WHAT YOU SHOULD DO
All lines holding the string "delle" are to be shown.

[Data excerpts]
::::::::
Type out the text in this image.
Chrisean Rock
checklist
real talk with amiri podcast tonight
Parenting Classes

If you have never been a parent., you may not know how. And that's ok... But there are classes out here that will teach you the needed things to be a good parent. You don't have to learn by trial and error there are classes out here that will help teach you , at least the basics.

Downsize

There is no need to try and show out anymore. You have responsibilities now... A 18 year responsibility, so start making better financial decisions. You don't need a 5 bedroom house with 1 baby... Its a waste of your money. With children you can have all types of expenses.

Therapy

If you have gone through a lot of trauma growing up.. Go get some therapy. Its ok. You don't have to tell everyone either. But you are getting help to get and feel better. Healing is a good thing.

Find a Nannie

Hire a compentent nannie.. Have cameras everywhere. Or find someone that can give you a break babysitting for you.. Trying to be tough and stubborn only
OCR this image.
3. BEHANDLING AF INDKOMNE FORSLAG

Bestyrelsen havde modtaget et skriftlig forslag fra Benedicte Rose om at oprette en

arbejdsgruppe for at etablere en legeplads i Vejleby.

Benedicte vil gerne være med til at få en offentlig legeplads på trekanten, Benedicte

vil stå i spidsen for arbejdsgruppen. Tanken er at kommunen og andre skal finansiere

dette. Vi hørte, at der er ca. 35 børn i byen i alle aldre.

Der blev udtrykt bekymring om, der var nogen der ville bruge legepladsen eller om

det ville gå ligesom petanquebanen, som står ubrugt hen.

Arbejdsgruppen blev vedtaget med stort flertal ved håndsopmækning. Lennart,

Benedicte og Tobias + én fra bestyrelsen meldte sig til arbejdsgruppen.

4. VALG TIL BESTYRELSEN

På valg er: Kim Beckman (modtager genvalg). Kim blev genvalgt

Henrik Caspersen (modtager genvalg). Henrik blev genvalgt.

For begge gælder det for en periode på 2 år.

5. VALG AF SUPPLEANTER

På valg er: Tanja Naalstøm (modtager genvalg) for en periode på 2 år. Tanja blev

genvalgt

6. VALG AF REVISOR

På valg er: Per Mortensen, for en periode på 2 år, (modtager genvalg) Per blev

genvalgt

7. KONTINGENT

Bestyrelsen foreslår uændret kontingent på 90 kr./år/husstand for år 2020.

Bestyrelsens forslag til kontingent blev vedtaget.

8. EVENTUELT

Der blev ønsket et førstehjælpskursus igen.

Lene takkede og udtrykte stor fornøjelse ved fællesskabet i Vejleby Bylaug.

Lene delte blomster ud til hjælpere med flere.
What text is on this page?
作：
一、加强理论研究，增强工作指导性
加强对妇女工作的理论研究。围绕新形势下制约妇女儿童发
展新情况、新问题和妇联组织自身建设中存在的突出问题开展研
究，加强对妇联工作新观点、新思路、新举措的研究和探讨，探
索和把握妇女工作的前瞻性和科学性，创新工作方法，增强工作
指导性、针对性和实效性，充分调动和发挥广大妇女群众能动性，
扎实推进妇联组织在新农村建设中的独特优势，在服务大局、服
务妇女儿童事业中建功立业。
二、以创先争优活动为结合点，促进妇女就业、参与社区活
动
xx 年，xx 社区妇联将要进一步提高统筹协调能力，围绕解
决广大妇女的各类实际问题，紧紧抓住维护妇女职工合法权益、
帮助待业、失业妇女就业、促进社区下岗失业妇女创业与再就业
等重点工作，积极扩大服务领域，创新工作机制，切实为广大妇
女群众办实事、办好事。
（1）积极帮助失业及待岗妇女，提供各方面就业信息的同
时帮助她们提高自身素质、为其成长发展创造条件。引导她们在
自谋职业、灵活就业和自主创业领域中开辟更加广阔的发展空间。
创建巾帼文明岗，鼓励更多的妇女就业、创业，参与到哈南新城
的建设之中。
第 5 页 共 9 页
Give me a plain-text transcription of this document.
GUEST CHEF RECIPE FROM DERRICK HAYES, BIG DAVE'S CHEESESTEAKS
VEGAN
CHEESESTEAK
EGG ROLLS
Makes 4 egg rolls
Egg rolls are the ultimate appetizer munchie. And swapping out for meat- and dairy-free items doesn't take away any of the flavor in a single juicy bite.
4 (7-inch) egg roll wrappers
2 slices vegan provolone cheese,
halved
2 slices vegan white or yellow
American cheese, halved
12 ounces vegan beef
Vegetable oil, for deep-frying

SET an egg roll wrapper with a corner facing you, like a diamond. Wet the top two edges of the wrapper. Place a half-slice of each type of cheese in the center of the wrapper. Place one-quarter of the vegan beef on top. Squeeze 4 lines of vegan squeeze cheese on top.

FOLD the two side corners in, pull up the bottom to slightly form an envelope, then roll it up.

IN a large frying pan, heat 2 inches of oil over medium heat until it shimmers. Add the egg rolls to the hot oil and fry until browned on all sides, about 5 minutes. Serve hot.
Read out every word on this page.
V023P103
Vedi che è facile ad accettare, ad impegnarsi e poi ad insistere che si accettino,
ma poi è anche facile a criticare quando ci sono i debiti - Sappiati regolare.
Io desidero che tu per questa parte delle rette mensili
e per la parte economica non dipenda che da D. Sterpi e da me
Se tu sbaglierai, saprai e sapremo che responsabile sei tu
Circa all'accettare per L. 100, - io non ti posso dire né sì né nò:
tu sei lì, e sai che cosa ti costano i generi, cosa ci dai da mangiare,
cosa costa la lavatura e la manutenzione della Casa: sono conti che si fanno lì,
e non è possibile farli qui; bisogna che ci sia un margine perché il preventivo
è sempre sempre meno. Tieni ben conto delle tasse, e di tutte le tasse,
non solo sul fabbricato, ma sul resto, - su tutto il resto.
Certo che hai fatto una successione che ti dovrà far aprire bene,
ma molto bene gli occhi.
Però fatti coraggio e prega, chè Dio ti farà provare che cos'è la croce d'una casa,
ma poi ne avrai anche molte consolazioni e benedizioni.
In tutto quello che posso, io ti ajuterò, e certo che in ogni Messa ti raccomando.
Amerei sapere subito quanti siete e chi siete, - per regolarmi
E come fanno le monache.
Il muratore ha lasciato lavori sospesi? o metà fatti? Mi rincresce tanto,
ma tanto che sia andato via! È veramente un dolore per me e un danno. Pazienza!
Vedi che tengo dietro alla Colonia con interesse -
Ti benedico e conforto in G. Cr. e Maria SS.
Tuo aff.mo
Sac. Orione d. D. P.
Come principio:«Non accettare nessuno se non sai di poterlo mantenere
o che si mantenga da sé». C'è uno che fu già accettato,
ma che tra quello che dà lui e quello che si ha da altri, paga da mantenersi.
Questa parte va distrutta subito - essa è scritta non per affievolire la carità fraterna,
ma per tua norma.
::::::::
ANSWER BELOW
Io desidero che tu per questa parte delle rette mensili
è sempre sempre meno. Tieni ben conto delle tasse, e di tutte le tasse,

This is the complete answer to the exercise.